INSTRUCTIONS TO FOLLOW: Provide only the number of lines in the data below that contain the string "title".

PROVIDED DATA:
___

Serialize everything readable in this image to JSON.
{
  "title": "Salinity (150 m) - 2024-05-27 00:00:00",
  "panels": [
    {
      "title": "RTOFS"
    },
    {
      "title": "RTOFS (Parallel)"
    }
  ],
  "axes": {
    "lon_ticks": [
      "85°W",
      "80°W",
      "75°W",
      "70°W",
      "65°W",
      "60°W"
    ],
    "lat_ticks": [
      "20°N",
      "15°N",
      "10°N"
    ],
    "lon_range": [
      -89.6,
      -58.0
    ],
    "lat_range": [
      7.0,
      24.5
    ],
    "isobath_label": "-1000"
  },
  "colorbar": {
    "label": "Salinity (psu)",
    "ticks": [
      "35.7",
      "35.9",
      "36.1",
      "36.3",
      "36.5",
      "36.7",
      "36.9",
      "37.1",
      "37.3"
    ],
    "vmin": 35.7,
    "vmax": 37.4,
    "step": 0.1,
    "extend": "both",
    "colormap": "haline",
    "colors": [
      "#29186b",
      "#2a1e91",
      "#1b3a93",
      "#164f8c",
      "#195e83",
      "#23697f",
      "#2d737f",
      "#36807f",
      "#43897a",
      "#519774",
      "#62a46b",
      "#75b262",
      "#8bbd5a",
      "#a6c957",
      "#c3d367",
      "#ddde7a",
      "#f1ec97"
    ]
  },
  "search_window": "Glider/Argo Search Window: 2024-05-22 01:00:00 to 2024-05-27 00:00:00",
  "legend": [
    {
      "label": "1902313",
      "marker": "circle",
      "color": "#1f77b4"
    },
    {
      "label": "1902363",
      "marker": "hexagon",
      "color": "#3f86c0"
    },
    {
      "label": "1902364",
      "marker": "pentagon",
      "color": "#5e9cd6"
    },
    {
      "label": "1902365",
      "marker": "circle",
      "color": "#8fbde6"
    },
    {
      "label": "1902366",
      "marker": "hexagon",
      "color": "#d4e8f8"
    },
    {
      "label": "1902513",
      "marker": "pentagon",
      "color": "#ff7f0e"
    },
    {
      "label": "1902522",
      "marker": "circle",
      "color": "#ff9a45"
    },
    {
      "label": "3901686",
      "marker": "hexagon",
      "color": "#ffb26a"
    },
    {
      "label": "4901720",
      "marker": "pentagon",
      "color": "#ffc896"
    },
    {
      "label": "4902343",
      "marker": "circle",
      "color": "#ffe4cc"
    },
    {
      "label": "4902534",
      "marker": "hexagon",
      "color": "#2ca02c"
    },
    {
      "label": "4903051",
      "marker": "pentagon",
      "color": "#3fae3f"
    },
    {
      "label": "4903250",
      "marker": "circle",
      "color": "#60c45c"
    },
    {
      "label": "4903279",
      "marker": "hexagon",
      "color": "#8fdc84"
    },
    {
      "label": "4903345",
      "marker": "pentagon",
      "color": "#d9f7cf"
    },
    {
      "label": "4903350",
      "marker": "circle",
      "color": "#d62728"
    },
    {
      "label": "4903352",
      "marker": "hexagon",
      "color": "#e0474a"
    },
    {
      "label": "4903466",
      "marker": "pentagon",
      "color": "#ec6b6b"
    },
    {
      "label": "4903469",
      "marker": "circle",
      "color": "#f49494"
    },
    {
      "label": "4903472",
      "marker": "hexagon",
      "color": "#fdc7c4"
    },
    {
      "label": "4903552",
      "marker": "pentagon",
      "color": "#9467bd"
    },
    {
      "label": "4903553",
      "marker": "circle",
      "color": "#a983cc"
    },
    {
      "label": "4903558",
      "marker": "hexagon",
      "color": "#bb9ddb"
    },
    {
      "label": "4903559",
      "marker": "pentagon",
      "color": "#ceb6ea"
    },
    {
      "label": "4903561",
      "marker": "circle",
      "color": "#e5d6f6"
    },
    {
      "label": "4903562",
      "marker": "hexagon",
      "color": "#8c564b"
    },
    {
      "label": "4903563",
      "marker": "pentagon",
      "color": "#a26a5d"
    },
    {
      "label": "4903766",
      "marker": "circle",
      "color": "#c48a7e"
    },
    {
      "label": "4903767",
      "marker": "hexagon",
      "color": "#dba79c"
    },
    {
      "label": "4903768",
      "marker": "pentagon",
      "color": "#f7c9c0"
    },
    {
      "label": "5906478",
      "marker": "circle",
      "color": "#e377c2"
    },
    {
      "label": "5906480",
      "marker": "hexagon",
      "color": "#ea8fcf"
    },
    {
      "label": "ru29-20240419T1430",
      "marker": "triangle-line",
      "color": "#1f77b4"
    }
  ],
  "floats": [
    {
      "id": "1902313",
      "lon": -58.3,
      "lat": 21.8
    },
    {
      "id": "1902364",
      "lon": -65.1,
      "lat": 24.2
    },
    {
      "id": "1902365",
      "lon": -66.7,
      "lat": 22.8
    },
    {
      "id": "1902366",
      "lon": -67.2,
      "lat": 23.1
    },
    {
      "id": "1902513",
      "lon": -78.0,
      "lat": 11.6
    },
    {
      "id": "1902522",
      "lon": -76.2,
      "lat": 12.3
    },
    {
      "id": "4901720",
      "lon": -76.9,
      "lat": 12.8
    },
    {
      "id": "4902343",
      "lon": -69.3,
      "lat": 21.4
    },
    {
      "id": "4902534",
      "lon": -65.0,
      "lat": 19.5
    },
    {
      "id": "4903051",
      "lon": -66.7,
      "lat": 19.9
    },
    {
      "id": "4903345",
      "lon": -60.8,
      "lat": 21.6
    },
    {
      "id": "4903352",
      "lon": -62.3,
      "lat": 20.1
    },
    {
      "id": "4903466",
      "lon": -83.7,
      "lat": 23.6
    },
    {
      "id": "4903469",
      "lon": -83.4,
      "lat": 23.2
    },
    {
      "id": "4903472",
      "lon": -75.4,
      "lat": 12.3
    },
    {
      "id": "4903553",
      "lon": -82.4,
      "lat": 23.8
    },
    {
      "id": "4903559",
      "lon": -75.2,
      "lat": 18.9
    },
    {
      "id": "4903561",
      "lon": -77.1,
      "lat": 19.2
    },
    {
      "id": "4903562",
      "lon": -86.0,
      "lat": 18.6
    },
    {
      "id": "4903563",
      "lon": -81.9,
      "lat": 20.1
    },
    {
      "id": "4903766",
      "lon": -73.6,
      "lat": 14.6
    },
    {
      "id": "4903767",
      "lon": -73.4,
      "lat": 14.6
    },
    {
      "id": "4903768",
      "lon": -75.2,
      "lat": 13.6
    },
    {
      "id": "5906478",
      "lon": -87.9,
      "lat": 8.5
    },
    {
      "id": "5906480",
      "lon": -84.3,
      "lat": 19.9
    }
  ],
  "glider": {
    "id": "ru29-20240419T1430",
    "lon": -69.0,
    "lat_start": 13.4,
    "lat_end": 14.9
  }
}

___

ANSWER TO THE PROBLEM: 3